What you will do:
Present the rows below as a Markdown table with two columns, Index and Text. Start at the first line and go on through the line containing "candle-body <box>205 134 209 137</box>", both included, giving each line a number and leaving out any blank lines.

Records for this exercise:
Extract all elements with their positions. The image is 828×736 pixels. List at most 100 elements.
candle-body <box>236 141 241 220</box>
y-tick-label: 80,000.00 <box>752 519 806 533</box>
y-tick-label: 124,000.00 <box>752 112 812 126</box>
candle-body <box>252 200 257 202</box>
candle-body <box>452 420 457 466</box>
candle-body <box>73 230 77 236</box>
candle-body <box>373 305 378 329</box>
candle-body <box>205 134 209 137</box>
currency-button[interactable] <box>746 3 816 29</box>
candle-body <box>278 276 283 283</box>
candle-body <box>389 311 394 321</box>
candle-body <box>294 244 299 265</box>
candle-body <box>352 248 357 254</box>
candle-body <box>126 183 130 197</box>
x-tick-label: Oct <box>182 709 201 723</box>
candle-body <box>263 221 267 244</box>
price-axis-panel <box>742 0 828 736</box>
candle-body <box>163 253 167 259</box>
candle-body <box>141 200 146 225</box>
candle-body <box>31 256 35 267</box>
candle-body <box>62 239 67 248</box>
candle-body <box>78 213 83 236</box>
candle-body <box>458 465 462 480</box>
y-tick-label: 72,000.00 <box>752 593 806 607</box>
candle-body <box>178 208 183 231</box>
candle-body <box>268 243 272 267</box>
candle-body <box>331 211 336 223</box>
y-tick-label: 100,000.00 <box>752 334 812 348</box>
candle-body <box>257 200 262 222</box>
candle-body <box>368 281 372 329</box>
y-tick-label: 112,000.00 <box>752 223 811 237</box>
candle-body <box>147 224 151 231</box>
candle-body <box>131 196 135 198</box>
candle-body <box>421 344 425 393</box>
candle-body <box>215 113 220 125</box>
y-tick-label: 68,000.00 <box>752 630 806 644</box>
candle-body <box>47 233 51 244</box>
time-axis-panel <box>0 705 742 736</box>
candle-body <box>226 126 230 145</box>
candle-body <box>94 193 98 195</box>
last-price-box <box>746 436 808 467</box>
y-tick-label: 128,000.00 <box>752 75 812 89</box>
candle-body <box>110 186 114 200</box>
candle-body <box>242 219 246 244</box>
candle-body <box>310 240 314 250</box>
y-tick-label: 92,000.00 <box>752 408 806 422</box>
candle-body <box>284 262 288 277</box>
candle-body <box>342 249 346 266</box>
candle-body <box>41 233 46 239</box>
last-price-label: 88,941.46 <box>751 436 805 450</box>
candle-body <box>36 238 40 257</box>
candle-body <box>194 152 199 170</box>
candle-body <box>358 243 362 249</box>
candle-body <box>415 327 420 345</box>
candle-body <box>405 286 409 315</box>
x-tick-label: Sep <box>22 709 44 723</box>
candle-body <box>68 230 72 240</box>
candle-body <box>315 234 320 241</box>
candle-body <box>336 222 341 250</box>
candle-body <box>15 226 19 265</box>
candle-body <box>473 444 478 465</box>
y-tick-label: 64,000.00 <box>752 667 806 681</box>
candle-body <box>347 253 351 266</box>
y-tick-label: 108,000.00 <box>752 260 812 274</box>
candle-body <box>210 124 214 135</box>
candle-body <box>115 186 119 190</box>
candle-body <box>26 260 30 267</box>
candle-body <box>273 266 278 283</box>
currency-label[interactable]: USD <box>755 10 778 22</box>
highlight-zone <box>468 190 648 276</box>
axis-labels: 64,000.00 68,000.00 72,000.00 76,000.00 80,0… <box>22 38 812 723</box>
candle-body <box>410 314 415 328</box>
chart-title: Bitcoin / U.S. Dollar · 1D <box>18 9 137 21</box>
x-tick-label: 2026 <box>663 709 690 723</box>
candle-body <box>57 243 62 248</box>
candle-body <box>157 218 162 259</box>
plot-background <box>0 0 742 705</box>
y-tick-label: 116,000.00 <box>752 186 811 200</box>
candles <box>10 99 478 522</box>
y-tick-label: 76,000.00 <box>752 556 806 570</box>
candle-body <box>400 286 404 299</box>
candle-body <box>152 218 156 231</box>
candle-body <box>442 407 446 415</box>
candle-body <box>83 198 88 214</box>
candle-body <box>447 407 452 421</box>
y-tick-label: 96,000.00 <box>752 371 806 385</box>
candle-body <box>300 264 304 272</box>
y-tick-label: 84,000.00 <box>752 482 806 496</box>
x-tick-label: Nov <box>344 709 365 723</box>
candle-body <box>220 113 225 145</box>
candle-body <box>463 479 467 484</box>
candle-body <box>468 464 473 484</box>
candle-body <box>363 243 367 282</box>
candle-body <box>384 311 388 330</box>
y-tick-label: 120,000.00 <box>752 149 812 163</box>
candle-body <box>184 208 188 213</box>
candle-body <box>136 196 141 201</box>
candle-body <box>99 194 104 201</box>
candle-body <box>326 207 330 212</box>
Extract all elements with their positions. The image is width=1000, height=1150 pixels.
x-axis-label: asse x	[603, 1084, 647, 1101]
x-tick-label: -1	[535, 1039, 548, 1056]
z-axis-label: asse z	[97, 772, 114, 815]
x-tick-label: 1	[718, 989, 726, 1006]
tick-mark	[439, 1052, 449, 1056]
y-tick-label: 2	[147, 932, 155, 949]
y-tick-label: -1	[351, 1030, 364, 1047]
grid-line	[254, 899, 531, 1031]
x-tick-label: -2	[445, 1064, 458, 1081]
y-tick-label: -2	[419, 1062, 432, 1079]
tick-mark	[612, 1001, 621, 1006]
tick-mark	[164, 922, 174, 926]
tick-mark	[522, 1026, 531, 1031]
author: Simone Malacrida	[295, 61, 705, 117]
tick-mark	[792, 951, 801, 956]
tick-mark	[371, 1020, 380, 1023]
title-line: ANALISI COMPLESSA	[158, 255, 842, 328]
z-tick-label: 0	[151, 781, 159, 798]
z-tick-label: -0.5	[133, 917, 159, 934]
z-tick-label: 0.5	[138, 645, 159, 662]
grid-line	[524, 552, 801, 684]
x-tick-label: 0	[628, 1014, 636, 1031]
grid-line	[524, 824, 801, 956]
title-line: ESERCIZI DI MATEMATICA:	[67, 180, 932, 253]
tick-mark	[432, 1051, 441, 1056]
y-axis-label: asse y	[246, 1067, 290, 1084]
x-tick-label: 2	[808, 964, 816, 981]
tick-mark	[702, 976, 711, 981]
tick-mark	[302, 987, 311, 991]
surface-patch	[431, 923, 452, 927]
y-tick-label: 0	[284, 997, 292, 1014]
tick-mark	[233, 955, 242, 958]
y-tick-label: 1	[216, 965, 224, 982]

Complete answer:
| Index | Text |
|---|---|
| 1 | Extract all elements with their positions. The image is 828×736 pixels. List at most 100 elements. |
| 2 | candle-body <box>236 141 241 220</box> |
| 3 | y-tick-label: 80,000.00 <box>752 519 806 533</box> |
| 4 | y-tick-label: 124,000.00 <box>752 112 812 126</box> |
| 5 | candle-body <box>252 200 257 202</box> |
| 6 | candle-body <box>452 420 457 466</box> |
| 7 | candle-body <box>73 230 77 236</box> |
| 8 | candle-body <box>373 305 378 329</box> |
| 9 | candle-body <box>205 134 209 137</box> |